Items:

%%

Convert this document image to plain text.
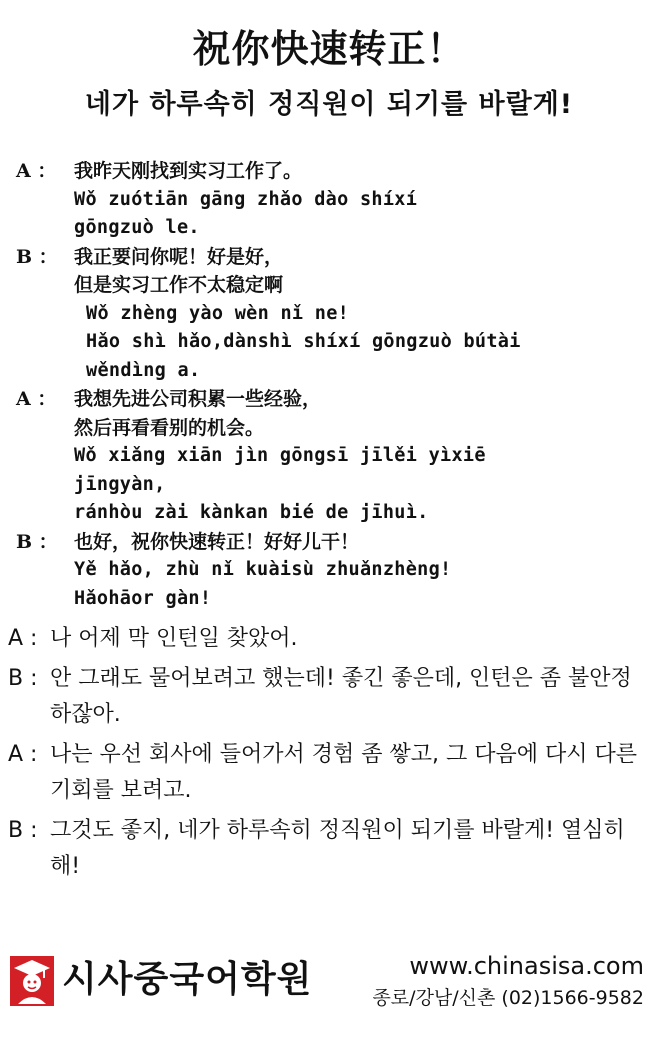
祝你快速转正！
네가 하루속히 정직원이 되기를 바랄게!
A ： 我昨天刚找到实习工作了。
Wǒ zuótiān gāng zhǎo dào shíxí
gōngzuò le.
B ： 我正要问你呢！好是好，
但是实习工作不太稳定啊
Wǒ zhèng yào wèn nǐ ne!
Hǎo shì hǎo,dànshì shíxí gōngzuò bútài
wěndìng a.
A ： 我想先进公司积累一些经验，
然后再看看别的机会。
Wǒ xiǎng xiān jìn gōngsī jīlěi yìxiē
jīngyàn,
ránhòu zài kànkan bié de jīhuì.
B ： 也好，祝你快速转正！好好儿干！
Yě hǎo, zhù nǐ kuàisù zhuǎnzhèng!
Hǎohāor gàn!
A : 나 어제 막 인턴일 찾았어.
B : 안 그래도 물어보려고 했는데! 좋긴 좋은데, 인턴은 좀 불안정하잖아.
A : 나는 우선 회사에 들어가서 경험 좀 쌓고, 그 다음에 다시 다른 기회를 보려고.
B : 그것도 좋지, 네가 하루속히 정직원이 되기를 바랄게! 열심히 해!
시사중국어학원	www.chinasisa.com
종로/강남/신촌 (02)1566-9582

%%

What is needed: Transcribe the whole listing, character for character, but not its images.

Exercise result:
Convert this document image to plain text.
祝你快速转正！
네가 하루속히 정직원이 되기를 바랄게!
A ： 我昨天刚找到实习工作了。
Wǒ zuótiān gāng zhǎo dào shíxí
gōngzuò le.
B ： 我正要问你呢！好是好，
但是实习工作不太稳定啊
Wǒ zhèng yào wèn nǐ ne!
Hǎo shì hǎo,dànshì shíxí gōngzuò bútài
wěndìng a.
A ： 我想先进公司积累一些经验，
然后再看看别的机会。
Wǒ xiǎng xiān jìn gōngsī jīlěi yìxiē
jīngyàn,
ránhòu zài kànkan bié de jīhuì.
B ： 也好，祝你快速转正！好好儿干！
Yě hǎo, zhù nǐ kuàisù zhuǎnzhèng!
Hǎohāor gàn!
A : 나 어제 막 인턴일 찾았어.
B : 안 그래도 물어보려고 했는데! 좋긴 좋은데, 인턴은 좀 불안정하잖아.
A : 나는 우선 회사에 들어가서 경험 좀 쌓고, 그 다음에 다시 다른 기회를 보려고.
B : 그것도 좋지, 네가 하루속히 정직원이 되기를 바랄게! 열심히 해!
시사중국어학원	www.chinasisa.com
종로/강남/신촌 (02)1566-9582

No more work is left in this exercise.